- _Dataset listings of figures_:
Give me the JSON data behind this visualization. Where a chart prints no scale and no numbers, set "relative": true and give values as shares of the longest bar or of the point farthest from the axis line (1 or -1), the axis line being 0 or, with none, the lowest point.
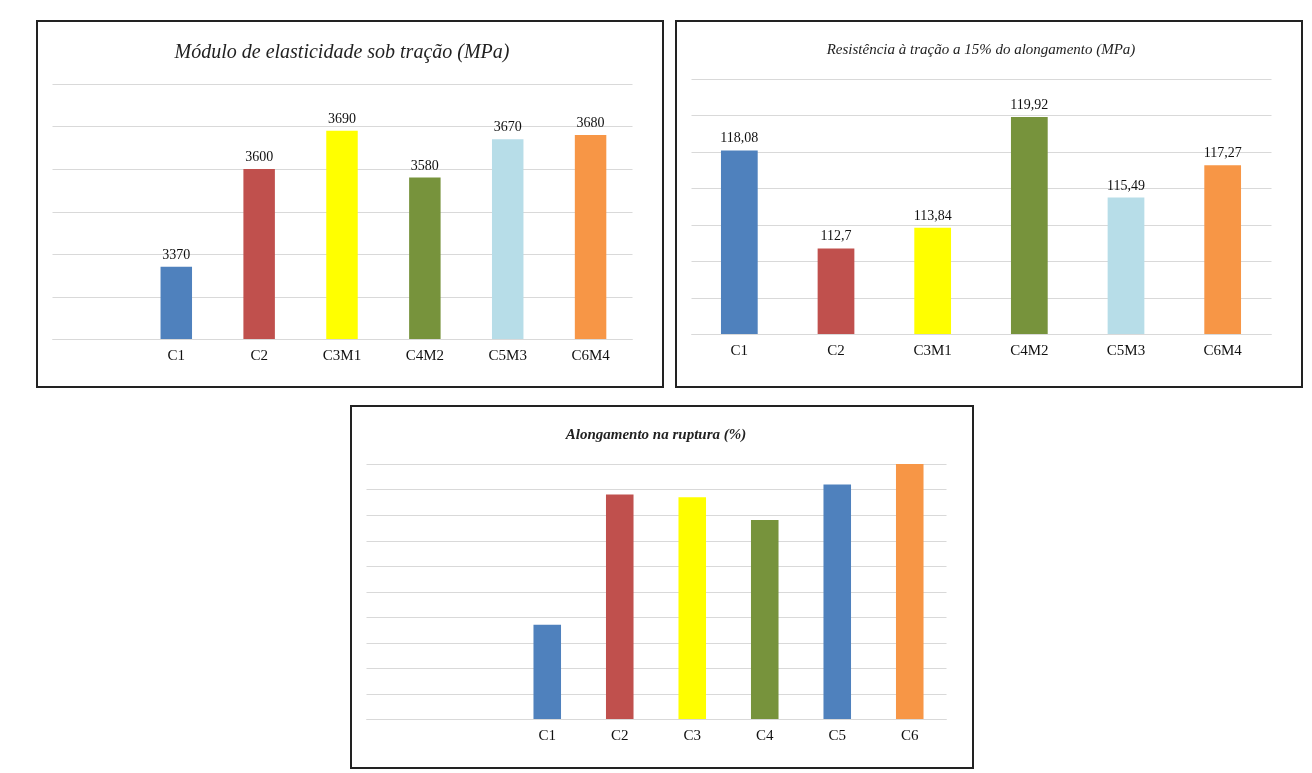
{
  "chart_data": [
    {
      "type": "bar",
      "title": "Módulo de elasticidade sob tração (MPa)",
      "categories": [
        null,
        "C1",
        "C2",
        "C3M1",
        "C4M2",
        "C5M3",
        "C6M4"
      ],
      "values": [
        null,
        3370,
        3600,
        3690,
        3580,
        3670,
        3680
      ],
      "value_labels": [
        null,
        "3370",
        "3600",
        "3690",
        "3580",
        "3670",
        "3680"
      ],
      "colors": [
        "#4f81bd",
        "#4f81bd",
        "#c0504d",
        "#ffff00",
        "#77933c",
        "#b7dde8",
        "#f79646"
      ],
      "ylim": [
        3200,
        3800
      ],
      "yticks": [
        {
          "value": 3200,
          "label": null
        },
        {
          "value": 3300,
          "label": null
        },
        {
          "value": 3400,
          "label": null
        },
        {
          "value": 3500,
          "label": null
        },
        {
          "value": 3600,
          "label": null
        },
        {
          "value": 3700,
          "label": null
        },
        {
          "value": 3800,
          "label": null
        }
      ],
      "grid": "y",
      "tick_labels": "x"
    },
    {
      "type": "bar",
      "title": "Resistência à tração a 15% do alongamento (MPa)",
      "categories": [
        "C1",
        "C2",
        "C3M1",
        "C4M2",
        "C5M3",
        "C6M4"
      ],
      "values": [
        118.08,
        112.7,
        113.84,
        119.92,
        115.49,
        117.27
      ],
      "value_labels": [
        "118,08",
        "112,7",
        "113,84",
        "119,92",
        "115,49",
        "117,27"
      ],
      "colors": [
        "#4f81bd",
        "#c0504d",
        "#ffff00",
        "#77933c",
        "#b7dde8",
        "#f79646"
      ],
      "ylim": [
        108,
        122
      ],
      "yticks": [
        {
          "value": 108,
          "label": null
        },
        {
          "value": 110,
          "label": null
        },
        {
          "value": 112,
          "label": null
        },
        {
          "value": 114,
          "label": null
        },
        {
          "value": 116,
          "label": null
        },
        {
          "value": 118,
          "label": null
        },
        {
          "value": 120,
          "label": null
        },
        {
          "value": 122,
          "label": null
        }
      ],
      "grid": "y",
      "tick_labels": "x"
    },
    {
      "type": "bar",
      "title": "Alongamento na ruptura (%)",
      "categories": [
        null,
        null,
        "C1",
        "C2",
        "C3",
        "C4",
        "C5",
        "C6"
      ],
      "values": [
        null,
        null,
        0.37,
        0.88,
        0.87,
        0.78,
        0.92,
        1
      ],
      "colors": [
        "#4f81bd",
        "#4f81bd",
        "#4f81bd",
        "#c0504d",
        "#ffff00",
        "#77933c",
        "#4f81bd",
        "#f79646"
      ],
      "relative": true,
      "grid": "y",
      "tick_labels": "x"
    }
  ]
}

- _Instructions for the task_: Report how many lines of the listing above include the word "relative". Say nothing but the number.

- _The output_: 2